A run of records
((

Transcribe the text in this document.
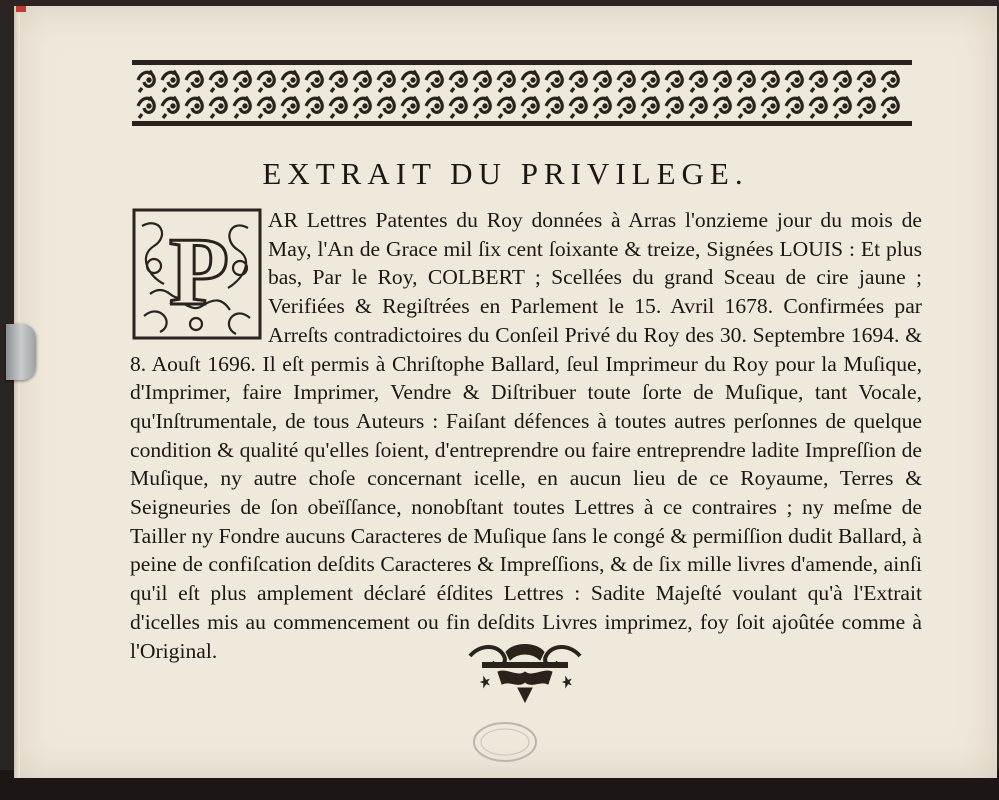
EXTRAIT DU PRIVILEGE.
P AR Lettres Patentes du Roy données à Arras l'onzieme jour du mois de May, l'An de Grace mil ſix cent ſoixante & treize, Signées LOUIS : Et plus bas, Par le Roy, COLBERT ; Scellées du grand Sceau de cire jaune ; Verifiées & Regiſtrées en Parlement le 15. Avril 1678. Confirmées par Arreſts contradictoires du Conſeil Privé du Roy des 30. Septembre 1694. & 8. Aouſt 1696. Il eſt permis à Chriſtophe Ballard, ſeul Imprimeur du Roy pour la Muſique, d'Imprimer, faire Imprimer, Vendre & Diſtribuer toute ſorte de Muſique, tant Vocale, qu'Inſtrumentale, de tous Auteurs : Faiſant défences à toutes autres perſonnes de quelque condition & qualité qu'elles ſoient, d'entreprendre ou faire entreprendre ladite Impreſſion de Muſique, ny autre choſe concernant icelle, en aucun lieu de ce Royaume, Terres & Seigneuries de ſon obeïſſance, nonobſtant toutes Lettres à ce contraires ; ny meſme de Tailler ny Fondre aucuns Caracteres de Muſique ſans le congé & permiſſion dudit Ballard, à peine de confiſcation deſdits Caracteres & Impreſſions, & de ſix mille livres d'amende, ainſi qu'il eſt plus amplement déclaré éſdites Lettres : Sadite Majeſté voulant qu'à l'Extrait d'icelles mis au commencement ou fin deſdits Livres imprimez, foy ſoit ajoûtée comme à l'Original.
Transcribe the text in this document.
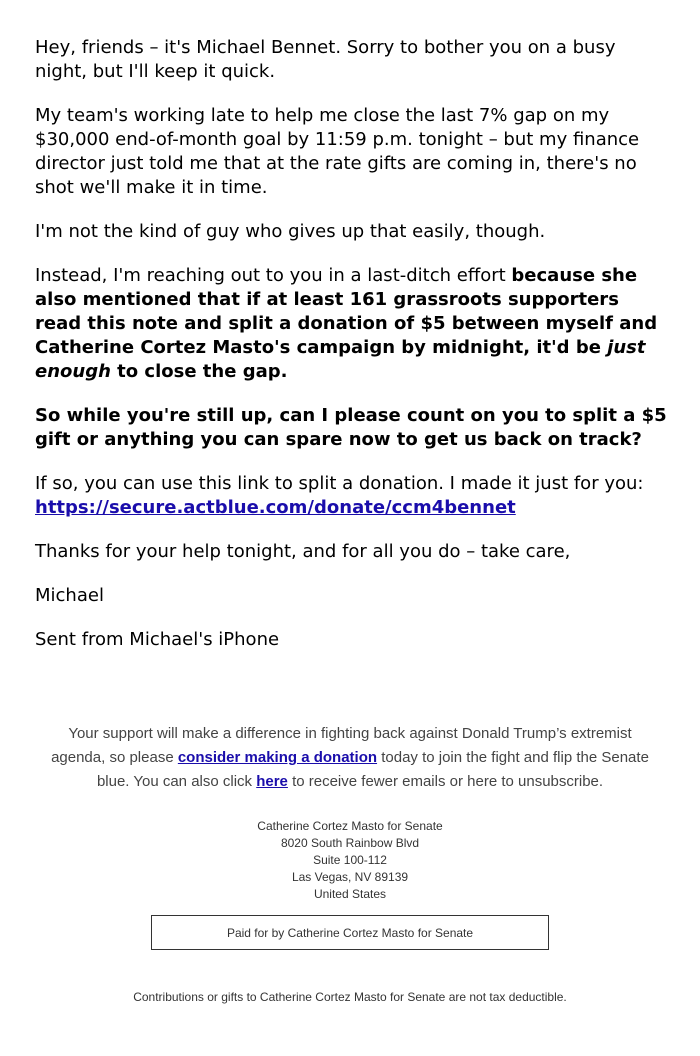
Hey, friends – it's Michael Bennet. Sorry to bother you on a busy night, but I'll keep it quick.

My team's working late to help me close the last 7% gap on my $30,000 end-of-month goal by 11:59 p.m. tonight – but my finance director just told me that at the rate gifts are coming in, there's no shot we'll make it in time.

I'm not the kind of guy who gives up that easily, though.

Instead, I'm reaching out to you in a last-ditch effort because she also mentioned that if at least 161 grassroots supporters read this note and split a donation of $5 between myself and Catherine Cortez Masto's campaign by midnight, it'd be just enough to close the gap.

So while you're still up, can I please count on you to split a $5 gift or anything you can spare now to get us back on track?

If so, you can use this link to split a donation. I made it just for you: https://secure.actblue.com/donate/ccm4bennet

Thanks for your help tonight, and for all you do – take care,

Michael

Sent from Michael's iPhone

Your support will make a difference in fighting back against Donald Trump’s extremist agenda, so please consider making a donation today to join the fight and flip the Senate blue. You can also click here to receive fewer emails or here to unsubscribe.
Catherine Cortez Masto for Senate
8020 South Rainbow Blvd
Suite 100-112
Las Vegas, NV 89139
United States
Paid for by Catherine Cortez Masto for Senate
Contributions or gifts to Catherine Cortez Masto for Senate are not tax deductible.
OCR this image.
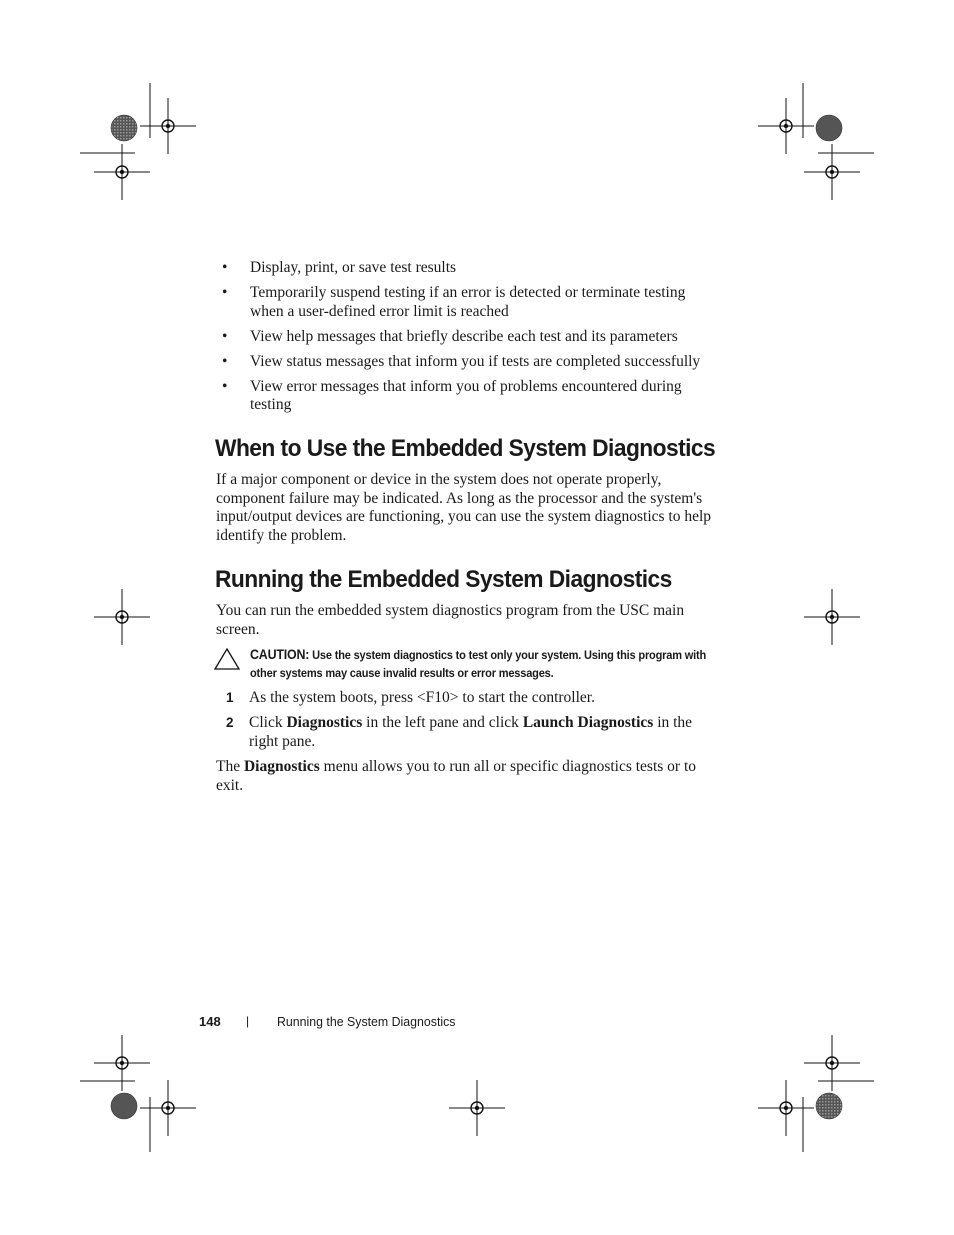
• Display, print, or save test results
• Temporarily suspend testing if an error is detected or terminate testing when a user-defined error limit is reached
• View help messages that briefly describe each test and its parameters
• View status messages that inform you if tests are completed successfully
• View error messages that inform you of problems encountered during testing
When to Use the Embedded System Diagnostics

If a major component or device in the system does not operate properly, component failure may be indicated. As long as the processor and the system's input/output devices are functioning, you can use the system diagnostics to help identify the problem.

Running the Embedded System Diagnostics

You can run the embedded system diagnostics program from the USC main screen.

CAUTION: Use the system diagnostics to test only your system. Using this program with other systems may cause invalid results or error messages.
1 As the system boots, press <F10> to start the controller.
2 Click Diagnostics in the left pane and click Launch Diagnostics in the right pane.

The Diagnostics menu allows you to run all or specific diagnostics tests or to exit.

148 | Running the System Diagnostics
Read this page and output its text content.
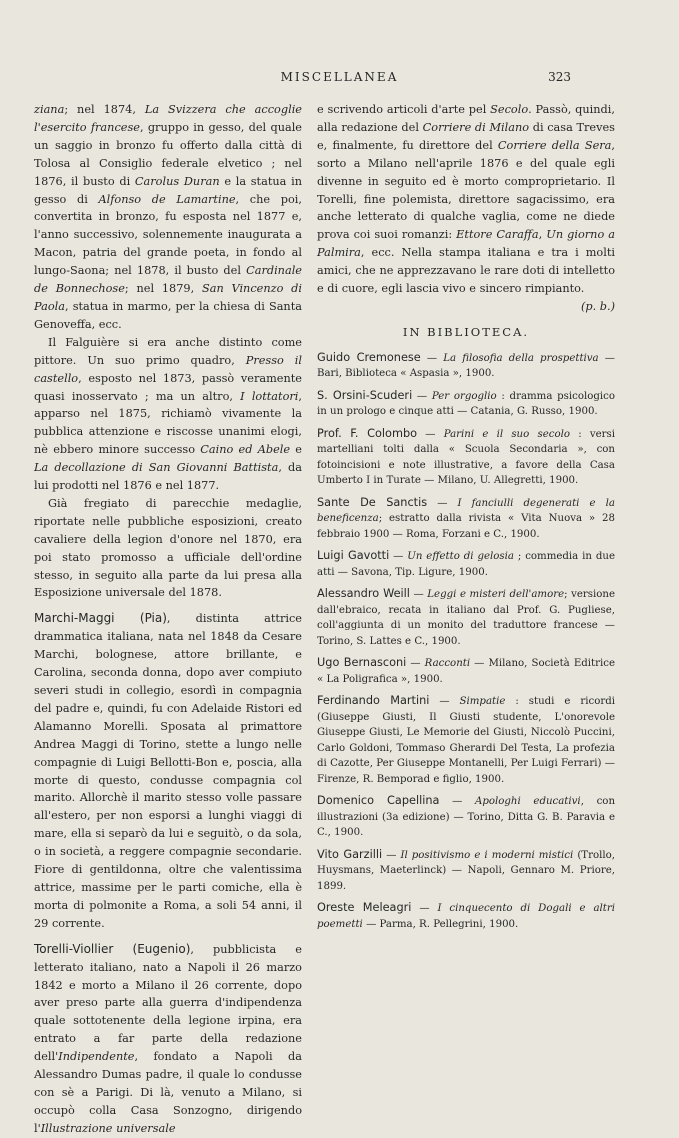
MISCELLANEA	323

ziana; nel 1874, La Svizzera che accoglie l'esercito francese, gruppo in gesso, del quale un saggio in bronzo fu offerto dalla città di Tolosa al Consiglio federale elvetico ; nel 1876, il busto di Carolus Duran e la statua in gesso di Alfonso de Lamartine, che poi, convertita in bronzo, fu esposta nel 1877 e, l'anno successivo, solennemente inaugurata a Macon, patria del grande poeta, in fondo al lungo-Saona; nel 1878, il busto del Cardinale de Bonnechose; nel 1879, San Vincenzo di Paola, statua in marmo, per la chiesa di Santa Genoveffa, ecc.

Il Falguière si era anche distinto come pittore. Un suo primo quadro, Presso il castello, esposto nel 1873, passò veramente quasi inosservato ; ma un altro, I lottatori, apparso nel 1875, richiamò vivamente la pubblica attenzione e riscosse unanimi elogi, nè ebbero minore successo Caino ed Abele e La decollazione di San Giovanni Battista, da lui prodotti nel 1876 e nel 1877.

Già fregiato di parecchie medaglie, riportate nelle pubbliche esposizioni, creato cavaliere della legion d'onore nel 1870, era poi stato promosso a ufficiale dell'ordine stesso, in seguito alla parte da lui presa alla Esposizione universale del 1878.

Marchi-Maggi (Pia), distinta attrice drammatica italiana, nata nel 1848 da Cesare Marchi, bolognese, attore brillante, e Carolina, seconda donna, dopo aver compiuto severi studi in collegio, esordì in compagnia del padre e, quindi, fu con Adelaide Ristori ed Alamanno Morelli. Sposata al primattore Andrea Maggi di Torino, stette a lungo nelle compagnie di Luigi Bellotti-Bon e, poscia, alla morte di questo, condusse compagnia col marito. Allorchè il marito stesso volle passare all'estero, per non esporsi a lunghi viaggi di mare, ella si separò da lui e seguitò, o da sola, o in società, a reggere compagnie secondarie. Fiore di gentildonna, oltre che valentissima attrice, massime per le parti comiche, ella è morta di polmonite a Roma, a soli 54 anni, il 29 corrente.

Torelli-Viollier (Eugenio), pubblicista e letterato italiano, nato a Napoli il 26 marzo 1842 e morto a Milano il 26 corrente, dopo aver preso parte alla guerra d'indipendenza quale sottotenente della legione irpina, era entrato a far parte della redazione dell'Indipendente, fondato a Napoli da Alessandro Dumas padre, il quale lo condusse con sè a Parigi. Di là, venuto a Milano, si occupò colla Casa Sonzogno, dirigendo l'Illustrazione universale

e scrivendo articoli d'arte pel Secolo. Passò, quindi, alla redazione del Corriere di Milano di casa Treves e, finalmente, fu direttore del Corriere della Sera, sorto a Milano nell'aprile 1876 e del quale egli divenne in seguito ed è morto comproprietario. Il Torelli, fine polemista, direttore sagacissimo, era anche letterato di qualche vaglia, come ne diede prova coi suoi romanzi: Ettore Caraffa, Un giorno a Palmira, ecc. Nella stampa italiana e tra i molti amici, che ne apprezzavano le rare doti di intelletto e di cuore, egli lascia vivo e sincero rimpianto.

(p. b.)

IN BIBLIOTECA.

Guido Cremonese — La filosofia della prospettiva — Bari, Biblioteca « Aspasia », 1900.

S. Orsini-Scuderi — Per orgoglio : dramma psicologico in un prologo e cinque atti — Catania, G. Russo, 1900.

Prof. F. Colombo — Parini e il suo secolo : versi martelliani tolti dalla « Scuola Secondaria », con fotoincisioni e note illustrative, a favore della Casa Umberto I in Turate — Milano, U. Allegretti, 1900.

Sante De Sanctis — I fanciulli degenerati e la beneficenza; estratto dalla rivista « Vita Nuova » 28 febbraio 1900 — Roma, Forzani e C., 1900.

Luigi Gavotti — Un effetto di gelosia ; commedia in due atti — Savona, Tip. Ligure, 1900.

Alessandro Weill — Leggi e misteri dell'amore; versione dall'ebraico, recata in italiano dal Prof. G. Pugliese, coll'aggiunta di un monito del traduttore francese — Torino, S. Lattes e C., 1900.

Ugo Bernasconi — Racconti — Milano, Società Editrice « La Poligrafica », 1900.

Ferdinando Martini — Simpatie : studi e ricordi (Giuseppe Giusti, Il Giusti studente, L'onorevole Giuseppe Giusti, Le Memorie del Giusti, Niccolò Puccini, Carlo Goldoni, Tommaso Gherardi Del Testa, La profezia di Cazotte, Per Giuseppe Montanelli, Per Luigi Ferrari) — Firenze, R. Bemporad e figlio, 1900.

Domenico Capellina — Apologhi educativi, con illustrazioni (3a edizione) — Torino, Ditta G. B. Paravia e C., 1900.

Vito Garzilli — Il positivismo e i moderni mistici (Trollo, Huysmans, Maeterlinck) — Napoli, Gennaro M. Priore, 1899.

Oreste Meleagri — I cinquecento di Dogali e altri poemetti — Parma, R. Pellegrini, 1900.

))

Collect each line of the entries that has the word "dalla", copying it in full.

__REPLY__:
ziana; nel 1874, La Svizzera che accoglie l'esercito francese, gruppo in gesso, del quale un saggio in bronzo fu offerto dalla città di Tolosa al Consiglio federale elvetico ; nel 1876, il busto di Carolus Duran e la statua in gesso di Alfonso de Lamartine, che poi, convertita in bronzo, fu esposta nel 1877 e, l'anno successivo, solennemente inaugurata a Macon, patria del grande poeta, in fondo al lungo-Saona; nel 1878, il busto del Cardinale de Bonnechose; nel 1879, San Vincenzo di Paola, statua in marmo, per la chiesa di Santa Genoveffa, ecc.
Prof. F. Colombo — Parini e il suo secolo : versi martelliani tolti dalla « Scuola Secondaria », con fotoincisioni e note illustrative, a favore della Casa Umberto I in Turate — Milano, U. Allegretti, 1900.
Sante De Sanctis — I fanciulli degenerati e la beneficenza; estratto dalla rivista « Vita Nuova » 28 febbraio 1900 — Roma, Forzani e C., 1900.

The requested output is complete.